Trading plan for EUR/USD on April 14. Simple tips for beginners

Analysis of trades on April 13:

EUR/USD 30M Chart

 Trading plan for EUR/USD on April 14. Simple tips for beginners

The EUR/USD currency pair was rising again throughout Thursday. There were formal reasons for the bullish market. Lately, we've been regularly talking about the unjustified rise of the European currency. On Thursday, macroeconomic data supported the growth of the European currency. In the European Union, a report on industrial production was published, significantly exceeding forecasts. In the United States, the producer price index came in much lower than expected. Therefore, the decline of the US dollar raises no questions, but the drop began several hours before the publication of these reports. We believe the reports merely served as a backdrop for traders. Even without them, the European currency would have continued to rise. Thus, the pair has been growing daily since breaking through the downward channel. The bullish trend may continue for some time, but it may get exhausted soon.

EUR/USD 5M Chart

 Trading plan for EUR/USD on April 14. Simple tips for beginners

On the 5-minute timeframe, it can be seen that the pair formed several trading signals throughout the day. Not the best or most unambiguous ones, but still. First, the pair bounced off the 1.0989 level, and novice traders might initially interpret this signal as a sell signal. However, below the 1.0989 level was 1.0966, just 23 pips away. Thus, these two levels should be considered as a support zone. It was from this support zone that the pair eventually bounced. By mid-American session, it reached the 1.1070 level and, with minimal deviation, worked and bounced off it. At this point, novice traders could have locked in profits of at least 55 pips. Whether to act on a sell signal around 1.1070 was at the traders' discretion. After a decent first trade, we would not have taken the risk on a strong bullish trend.

------------------------------

**Given request A:** Could you quote the EUR/USD trading plan in full, word for word?
**Given request B:** Could you reproduce the listing from its first line through the line containing "x-tick-label: 贊成但 [728, 538, 763, 552]", with "x-tick-label" replaced by "x-axis-label" and everything else left unchanged? Return only those lines.
The EUR/USD trading plan and the listing are unrelated to each other.

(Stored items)
------------------------------

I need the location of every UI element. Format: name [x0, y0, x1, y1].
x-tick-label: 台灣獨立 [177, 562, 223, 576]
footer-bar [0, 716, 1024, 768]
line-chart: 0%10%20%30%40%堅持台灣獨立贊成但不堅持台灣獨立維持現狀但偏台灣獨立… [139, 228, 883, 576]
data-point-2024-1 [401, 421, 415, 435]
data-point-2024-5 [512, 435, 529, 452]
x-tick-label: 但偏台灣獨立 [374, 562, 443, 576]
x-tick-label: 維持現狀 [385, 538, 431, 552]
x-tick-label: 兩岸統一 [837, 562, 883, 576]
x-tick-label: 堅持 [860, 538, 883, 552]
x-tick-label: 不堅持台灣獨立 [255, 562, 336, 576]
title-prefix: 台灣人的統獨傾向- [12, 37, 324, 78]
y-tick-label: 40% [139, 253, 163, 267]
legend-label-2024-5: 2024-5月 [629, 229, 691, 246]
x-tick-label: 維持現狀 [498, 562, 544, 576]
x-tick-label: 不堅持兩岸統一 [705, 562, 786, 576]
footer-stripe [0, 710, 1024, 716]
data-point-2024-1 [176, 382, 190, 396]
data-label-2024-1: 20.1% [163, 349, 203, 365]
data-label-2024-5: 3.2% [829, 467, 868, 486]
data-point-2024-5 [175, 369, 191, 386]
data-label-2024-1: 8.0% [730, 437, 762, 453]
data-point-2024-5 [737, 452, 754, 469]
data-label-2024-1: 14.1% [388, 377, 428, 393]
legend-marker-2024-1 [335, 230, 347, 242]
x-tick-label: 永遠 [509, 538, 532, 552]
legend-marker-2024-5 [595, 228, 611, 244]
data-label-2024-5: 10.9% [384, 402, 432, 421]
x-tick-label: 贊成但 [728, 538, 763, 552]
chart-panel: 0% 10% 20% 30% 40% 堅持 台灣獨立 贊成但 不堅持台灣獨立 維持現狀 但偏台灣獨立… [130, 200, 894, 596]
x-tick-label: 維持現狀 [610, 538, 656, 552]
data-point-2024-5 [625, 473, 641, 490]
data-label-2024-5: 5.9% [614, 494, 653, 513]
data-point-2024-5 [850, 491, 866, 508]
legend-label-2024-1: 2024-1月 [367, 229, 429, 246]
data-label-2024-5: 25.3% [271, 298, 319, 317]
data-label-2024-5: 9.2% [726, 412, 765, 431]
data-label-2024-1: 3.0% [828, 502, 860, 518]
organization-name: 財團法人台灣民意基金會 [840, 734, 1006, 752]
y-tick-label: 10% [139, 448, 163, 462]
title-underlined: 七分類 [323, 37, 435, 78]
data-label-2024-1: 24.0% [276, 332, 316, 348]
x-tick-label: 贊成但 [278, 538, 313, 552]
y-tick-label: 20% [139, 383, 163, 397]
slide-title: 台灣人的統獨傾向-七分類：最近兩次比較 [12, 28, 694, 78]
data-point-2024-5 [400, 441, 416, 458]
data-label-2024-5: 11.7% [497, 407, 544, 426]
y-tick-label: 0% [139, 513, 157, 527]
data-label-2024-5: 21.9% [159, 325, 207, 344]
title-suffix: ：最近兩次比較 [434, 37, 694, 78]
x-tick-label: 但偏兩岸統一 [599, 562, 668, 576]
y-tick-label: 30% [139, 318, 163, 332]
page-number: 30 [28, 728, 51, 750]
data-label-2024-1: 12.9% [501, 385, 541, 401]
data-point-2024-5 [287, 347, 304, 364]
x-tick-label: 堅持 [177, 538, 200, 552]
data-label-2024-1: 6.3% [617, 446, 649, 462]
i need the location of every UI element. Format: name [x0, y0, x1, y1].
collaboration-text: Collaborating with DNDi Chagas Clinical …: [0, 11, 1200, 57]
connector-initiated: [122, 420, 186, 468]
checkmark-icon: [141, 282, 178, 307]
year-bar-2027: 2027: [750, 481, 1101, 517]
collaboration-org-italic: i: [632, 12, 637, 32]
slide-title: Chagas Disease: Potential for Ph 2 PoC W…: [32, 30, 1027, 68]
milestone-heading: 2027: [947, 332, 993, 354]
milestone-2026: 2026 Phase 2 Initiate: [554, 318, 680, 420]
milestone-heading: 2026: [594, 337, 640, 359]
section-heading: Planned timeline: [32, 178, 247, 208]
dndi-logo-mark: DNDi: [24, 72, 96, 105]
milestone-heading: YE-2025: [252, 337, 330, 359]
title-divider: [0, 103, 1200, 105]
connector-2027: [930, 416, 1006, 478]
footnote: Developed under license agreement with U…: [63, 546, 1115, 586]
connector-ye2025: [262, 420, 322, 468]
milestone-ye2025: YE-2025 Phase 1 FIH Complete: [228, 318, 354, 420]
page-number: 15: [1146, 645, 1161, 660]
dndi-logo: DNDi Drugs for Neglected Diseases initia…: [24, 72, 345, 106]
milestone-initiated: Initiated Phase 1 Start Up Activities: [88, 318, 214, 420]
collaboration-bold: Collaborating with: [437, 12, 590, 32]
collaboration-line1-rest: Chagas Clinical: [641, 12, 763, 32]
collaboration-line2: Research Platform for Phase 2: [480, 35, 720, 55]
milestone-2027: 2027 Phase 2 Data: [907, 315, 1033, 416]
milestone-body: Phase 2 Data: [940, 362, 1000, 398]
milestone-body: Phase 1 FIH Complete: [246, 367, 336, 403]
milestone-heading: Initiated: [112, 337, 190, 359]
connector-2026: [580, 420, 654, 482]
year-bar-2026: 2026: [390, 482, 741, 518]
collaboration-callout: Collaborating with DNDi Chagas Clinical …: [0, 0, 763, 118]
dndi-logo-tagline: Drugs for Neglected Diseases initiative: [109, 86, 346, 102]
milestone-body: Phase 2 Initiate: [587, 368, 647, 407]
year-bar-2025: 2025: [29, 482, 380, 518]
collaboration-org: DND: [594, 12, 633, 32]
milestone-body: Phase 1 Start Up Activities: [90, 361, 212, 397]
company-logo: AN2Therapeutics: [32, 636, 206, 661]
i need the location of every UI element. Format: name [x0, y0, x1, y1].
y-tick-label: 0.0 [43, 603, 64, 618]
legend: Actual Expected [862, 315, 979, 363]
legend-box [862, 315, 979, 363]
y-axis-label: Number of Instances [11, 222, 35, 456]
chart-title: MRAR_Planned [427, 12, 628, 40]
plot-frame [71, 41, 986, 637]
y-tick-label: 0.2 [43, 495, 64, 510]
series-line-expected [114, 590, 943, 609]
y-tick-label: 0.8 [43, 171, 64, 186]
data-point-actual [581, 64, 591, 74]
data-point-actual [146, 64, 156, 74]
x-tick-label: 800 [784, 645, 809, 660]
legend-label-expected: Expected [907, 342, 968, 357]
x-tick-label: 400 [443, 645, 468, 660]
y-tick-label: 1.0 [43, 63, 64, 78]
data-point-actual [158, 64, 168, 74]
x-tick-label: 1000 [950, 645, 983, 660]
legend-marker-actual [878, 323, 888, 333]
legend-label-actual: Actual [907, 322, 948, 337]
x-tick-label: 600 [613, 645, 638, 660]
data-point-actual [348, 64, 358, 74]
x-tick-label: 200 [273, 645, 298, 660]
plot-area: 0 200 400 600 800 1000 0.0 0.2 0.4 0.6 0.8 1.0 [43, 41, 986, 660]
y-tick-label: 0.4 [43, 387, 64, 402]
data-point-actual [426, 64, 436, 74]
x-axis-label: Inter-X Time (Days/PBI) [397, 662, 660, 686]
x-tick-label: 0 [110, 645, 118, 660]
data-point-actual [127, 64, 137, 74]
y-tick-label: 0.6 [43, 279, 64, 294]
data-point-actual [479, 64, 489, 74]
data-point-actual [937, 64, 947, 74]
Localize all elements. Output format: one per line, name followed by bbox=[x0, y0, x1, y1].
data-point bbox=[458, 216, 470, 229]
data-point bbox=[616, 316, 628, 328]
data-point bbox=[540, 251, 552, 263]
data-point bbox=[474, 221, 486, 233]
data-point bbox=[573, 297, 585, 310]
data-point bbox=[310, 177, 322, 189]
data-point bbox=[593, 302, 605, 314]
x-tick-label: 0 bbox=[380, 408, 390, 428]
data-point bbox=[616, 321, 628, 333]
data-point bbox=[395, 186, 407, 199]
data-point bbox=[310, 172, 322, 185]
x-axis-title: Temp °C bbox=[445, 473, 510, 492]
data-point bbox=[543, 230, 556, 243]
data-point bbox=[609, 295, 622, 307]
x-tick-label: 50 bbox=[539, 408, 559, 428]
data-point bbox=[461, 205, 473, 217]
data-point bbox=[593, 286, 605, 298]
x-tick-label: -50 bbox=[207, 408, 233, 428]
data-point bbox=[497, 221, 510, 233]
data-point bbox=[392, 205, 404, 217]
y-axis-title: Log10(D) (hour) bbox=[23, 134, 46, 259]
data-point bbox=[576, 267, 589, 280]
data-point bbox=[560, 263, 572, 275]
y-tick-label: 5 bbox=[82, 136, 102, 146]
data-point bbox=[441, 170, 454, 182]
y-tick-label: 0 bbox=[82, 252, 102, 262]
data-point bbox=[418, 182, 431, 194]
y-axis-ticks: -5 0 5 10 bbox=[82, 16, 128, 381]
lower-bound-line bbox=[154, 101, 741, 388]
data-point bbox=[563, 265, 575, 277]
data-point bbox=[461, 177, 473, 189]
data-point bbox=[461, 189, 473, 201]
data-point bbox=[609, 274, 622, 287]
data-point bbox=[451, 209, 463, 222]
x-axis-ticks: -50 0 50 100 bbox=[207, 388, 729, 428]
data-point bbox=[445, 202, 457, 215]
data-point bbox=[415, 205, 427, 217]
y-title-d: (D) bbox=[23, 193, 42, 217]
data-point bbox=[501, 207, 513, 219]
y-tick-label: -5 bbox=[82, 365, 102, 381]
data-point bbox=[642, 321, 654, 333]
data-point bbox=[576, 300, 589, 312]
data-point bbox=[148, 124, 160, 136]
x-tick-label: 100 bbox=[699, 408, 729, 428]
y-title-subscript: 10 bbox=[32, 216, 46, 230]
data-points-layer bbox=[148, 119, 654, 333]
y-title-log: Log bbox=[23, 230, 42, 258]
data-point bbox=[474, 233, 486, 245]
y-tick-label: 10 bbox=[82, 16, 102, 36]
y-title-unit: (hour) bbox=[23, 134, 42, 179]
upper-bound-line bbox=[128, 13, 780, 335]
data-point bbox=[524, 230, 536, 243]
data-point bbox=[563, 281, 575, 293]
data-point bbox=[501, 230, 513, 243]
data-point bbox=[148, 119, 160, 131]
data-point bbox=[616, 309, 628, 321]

------------------------------

**Worked solution A:**
Trading plan for EUR/USD on April 14. Simple tips for beginners

Analysis of trades on April 13:

EUR/USD 30M Chart

 Trading plan for EUR/USD on April 14. Simple tips for beginners

The EUR/USD currency pair was rising again throughout Thursday. There were formal reasons for the bullish market. Lately, we've been regularly talking about the unjustified rise of the European currency. On Thursday, macroeconomic data supported the growth of the European currency. In the European Union, a report on industrial production was published, significantly exceeding forecasts. In the United States, the producer price index came in much lower than expected. Therefore, the decline of the US dollar raises no questions, but the drop began several hours before the publication of these reports. We believe the reports merely served as a backdrop for traders. Even without them, the European currency would have continued to rise. Thus, the pair has been growing daily since breaking through the downward channel. The bullish trend may continue for some time, but it may get exhausted soon.

EUR/USD 5M Chart

 Trading plan for EUR/USD on April 14. Simple tips for beginners

On the 5-minute timeframe, it can be seen that the pair formed several trading signals throughout the day. Not the best or most unambiguous ones, but still. First, the pair bounced off the 1.0989 level, and novice traders might initially interpret this signal as a sell signal. However, below the 1.0989 level was 1.0966, just 23 pips away. Thus, these two levels should be considered as a support zone. It was from this support zone that the pair eventually bounced. By mid-American session, it reached the 1.1070 level and, with minimal deviation, worked and bounced off it. At this point, novice traders could have locked in profits of at least 55 pips. Whether to act on a sell signal around 1.1070 was at the traders' discretion. After a decent first trade, we would not have taken the risk on a strong bullish trend.

**Worked solution B:**
I need the location of every UI element. Format: name [x0, y0, x1, y1].
x-axis-label: 台灣獨立 [177, 562, 223, 576]
footer-bar [0, 716, 1024, 768]
line-chart: 0%10%20%30%40%堅持台灣獨立贊成但不堅持台灣獨立維持現狀但偏台灣獨立… [139, 228, 883, 576]
data-point-2024-1 [401, 421, 415, 435]
data-point-2024-5 [512, 435, 529, 452]
x-axis-label: 但偏台灣獨立 [374, 562, 443, 576]
x-axis-label: 維持現狀 [385, 538, 431, 552]
x-axis-label: 兩岸統一 [837, 562, 883, 576]
x-axis-label: 堅持 [860, 538, 883, 552]
x-axis-label: 不堅持台灣獨立 [255, 562, 336, 576]
title-prefix: 台灣人的統獨傾向- [12, 37, 324, 78]
y-tick-label: 40% [139, 253, 163, 267]
legend-label-2024-5: 2024-5月 [629, 229, 691, 246]
x-axis-label: 維持現狀 [498, 562, 544, 576]
x-axis-label: 不堅持兩岸統一 [705, 562, 786, 576]
footer-stripe [0, 710, 1024, 716]
data-point-2024-1 [176, 382, 190, 396]
data-label-2024-1: 20.1% [163, 349, 203, 365]
data-label-2024-5: 3.2% [829, 467, 868, 486]
data-point-2024-5 [175, 369, 191, 386]
data-label-2024-1: 8.0% [730, 437, 762, 453]
data-point-2024-5 [737, 452, 754, 469]
data-label-2024-1: 14.1% [388, 377, 428, 393]
legend-marker-2024-1 [335, 230, 347, 242]
x-axis-label: 永遠 [509, 538, 532, 552]
legend-marker-2024-5 [595, 228, 611, 244]
data-label-2024-5: 10.9% [384, 402, 432, 421]
x-axis-label: 贊成但 [728, 538, 763, 552]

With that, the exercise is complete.